→ **Directions**
Please rewrite the items from the first line up to and including the line with "table-row: 4顶面高程(mm)±10水准仪：每 20Onl4", replacing "bounding boxes" with "coordinates" and leaving everything else unchanged.

→ **Entries**
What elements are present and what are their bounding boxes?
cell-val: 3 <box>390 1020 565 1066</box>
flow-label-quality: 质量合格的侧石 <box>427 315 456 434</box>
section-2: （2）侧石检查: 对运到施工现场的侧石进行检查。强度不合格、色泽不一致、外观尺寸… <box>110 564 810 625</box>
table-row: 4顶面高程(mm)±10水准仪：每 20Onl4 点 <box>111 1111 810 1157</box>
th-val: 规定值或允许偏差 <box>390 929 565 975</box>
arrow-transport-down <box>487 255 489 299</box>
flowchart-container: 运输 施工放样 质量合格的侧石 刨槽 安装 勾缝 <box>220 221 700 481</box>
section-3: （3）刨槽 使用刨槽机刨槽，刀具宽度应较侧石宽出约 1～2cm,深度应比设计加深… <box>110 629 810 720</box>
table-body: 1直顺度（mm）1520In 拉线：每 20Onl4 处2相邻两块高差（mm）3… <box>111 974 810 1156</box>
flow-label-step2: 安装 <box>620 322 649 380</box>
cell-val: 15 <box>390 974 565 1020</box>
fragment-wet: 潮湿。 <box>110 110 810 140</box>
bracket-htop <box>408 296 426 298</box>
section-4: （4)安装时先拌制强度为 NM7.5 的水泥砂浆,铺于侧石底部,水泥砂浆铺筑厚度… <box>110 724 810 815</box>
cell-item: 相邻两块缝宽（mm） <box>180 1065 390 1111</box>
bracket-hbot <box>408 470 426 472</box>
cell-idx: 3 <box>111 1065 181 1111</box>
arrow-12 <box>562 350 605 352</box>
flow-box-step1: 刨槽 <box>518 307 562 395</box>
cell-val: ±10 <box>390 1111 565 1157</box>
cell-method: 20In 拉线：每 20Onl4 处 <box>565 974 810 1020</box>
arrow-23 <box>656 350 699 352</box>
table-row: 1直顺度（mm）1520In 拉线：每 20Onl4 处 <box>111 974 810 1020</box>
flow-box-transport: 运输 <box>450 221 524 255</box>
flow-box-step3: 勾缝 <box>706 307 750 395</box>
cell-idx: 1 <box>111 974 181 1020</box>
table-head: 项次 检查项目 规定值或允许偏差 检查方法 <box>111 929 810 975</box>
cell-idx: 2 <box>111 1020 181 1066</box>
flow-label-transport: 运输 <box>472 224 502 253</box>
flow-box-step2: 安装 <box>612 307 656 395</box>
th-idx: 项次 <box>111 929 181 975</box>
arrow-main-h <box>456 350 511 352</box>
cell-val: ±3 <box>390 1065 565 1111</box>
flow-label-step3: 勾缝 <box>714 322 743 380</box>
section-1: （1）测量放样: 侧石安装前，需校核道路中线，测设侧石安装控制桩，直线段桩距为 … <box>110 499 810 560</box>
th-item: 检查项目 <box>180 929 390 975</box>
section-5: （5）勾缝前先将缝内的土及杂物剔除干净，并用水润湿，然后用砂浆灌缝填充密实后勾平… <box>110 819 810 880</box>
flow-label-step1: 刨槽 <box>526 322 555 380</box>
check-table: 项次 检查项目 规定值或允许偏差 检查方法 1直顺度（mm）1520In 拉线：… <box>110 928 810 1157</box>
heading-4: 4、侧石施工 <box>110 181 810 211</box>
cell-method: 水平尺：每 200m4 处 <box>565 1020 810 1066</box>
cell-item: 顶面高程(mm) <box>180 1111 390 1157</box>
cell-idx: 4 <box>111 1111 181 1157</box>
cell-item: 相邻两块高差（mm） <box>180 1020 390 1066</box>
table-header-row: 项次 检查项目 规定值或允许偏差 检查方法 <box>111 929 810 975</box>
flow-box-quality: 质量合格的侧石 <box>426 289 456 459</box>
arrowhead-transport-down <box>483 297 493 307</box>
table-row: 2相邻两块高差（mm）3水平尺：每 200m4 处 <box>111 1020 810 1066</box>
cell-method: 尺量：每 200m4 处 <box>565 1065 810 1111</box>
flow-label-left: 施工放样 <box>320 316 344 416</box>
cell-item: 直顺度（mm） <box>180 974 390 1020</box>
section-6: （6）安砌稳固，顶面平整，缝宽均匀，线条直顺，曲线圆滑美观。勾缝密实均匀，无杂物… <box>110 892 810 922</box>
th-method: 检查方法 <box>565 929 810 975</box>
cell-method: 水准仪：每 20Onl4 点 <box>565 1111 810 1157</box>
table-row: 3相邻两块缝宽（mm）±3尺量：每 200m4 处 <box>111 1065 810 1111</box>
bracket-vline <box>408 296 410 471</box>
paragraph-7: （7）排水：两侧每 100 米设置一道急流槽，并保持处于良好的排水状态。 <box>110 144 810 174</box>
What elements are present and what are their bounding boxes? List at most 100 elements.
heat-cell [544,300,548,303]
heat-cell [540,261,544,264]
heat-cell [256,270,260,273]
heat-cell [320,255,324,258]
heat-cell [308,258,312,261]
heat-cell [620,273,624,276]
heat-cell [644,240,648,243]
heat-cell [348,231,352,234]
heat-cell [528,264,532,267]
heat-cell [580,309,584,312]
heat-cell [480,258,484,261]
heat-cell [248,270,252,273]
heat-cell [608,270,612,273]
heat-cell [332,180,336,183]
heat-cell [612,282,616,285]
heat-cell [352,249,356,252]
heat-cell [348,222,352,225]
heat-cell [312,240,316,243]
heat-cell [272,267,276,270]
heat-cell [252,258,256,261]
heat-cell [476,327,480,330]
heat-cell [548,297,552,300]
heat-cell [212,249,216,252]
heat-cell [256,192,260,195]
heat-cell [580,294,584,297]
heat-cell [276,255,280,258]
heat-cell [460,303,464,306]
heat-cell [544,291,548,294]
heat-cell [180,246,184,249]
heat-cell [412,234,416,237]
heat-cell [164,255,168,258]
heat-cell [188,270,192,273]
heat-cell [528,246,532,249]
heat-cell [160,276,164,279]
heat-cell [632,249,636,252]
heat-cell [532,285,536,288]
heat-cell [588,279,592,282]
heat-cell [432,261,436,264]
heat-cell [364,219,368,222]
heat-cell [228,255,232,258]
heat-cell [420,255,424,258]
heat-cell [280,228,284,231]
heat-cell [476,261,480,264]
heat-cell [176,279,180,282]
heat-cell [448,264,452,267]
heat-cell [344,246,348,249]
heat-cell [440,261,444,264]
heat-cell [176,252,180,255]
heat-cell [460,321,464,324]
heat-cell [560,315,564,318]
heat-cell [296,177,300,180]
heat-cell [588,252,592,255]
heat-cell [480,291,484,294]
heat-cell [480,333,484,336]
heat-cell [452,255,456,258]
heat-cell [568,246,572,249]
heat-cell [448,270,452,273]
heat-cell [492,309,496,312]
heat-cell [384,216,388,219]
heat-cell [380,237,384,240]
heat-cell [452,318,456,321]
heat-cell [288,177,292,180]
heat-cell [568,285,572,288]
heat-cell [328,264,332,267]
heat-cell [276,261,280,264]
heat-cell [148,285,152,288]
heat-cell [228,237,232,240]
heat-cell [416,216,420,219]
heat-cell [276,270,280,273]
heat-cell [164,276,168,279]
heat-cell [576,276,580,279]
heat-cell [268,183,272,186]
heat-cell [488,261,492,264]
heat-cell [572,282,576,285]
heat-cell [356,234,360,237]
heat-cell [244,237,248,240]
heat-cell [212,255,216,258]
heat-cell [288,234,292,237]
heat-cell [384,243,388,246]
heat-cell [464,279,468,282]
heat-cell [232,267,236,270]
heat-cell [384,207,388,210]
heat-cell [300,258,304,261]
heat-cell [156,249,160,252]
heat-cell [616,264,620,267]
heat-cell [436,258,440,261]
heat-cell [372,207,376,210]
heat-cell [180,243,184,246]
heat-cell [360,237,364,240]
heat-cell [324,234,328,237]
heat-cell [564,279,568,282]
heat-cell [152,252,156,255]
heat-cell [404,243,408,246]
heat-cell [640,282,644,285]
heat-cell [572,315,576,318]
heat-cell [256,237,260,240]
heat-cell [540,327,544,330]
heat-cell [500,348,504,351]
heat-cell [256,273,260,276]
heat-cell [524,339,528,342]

→ **Completed exercise**
What elements are present and what are their coordinates?
cell-val: 3 <box>390 1020 565 1066</box>
flow-label-quality: 质量合格的侧石 <box>427 315 456 434</box>
section-2: （2）侧石检查: 对运到施工现场的侧石进行检查。强度不合格、色泽不一致、外观尺寸… <box>110 564 810 625</box>
table-row: 4顶面高程(mm)±10水准仪：每 20Onl4 点 <box>111 1111 810 1157</box>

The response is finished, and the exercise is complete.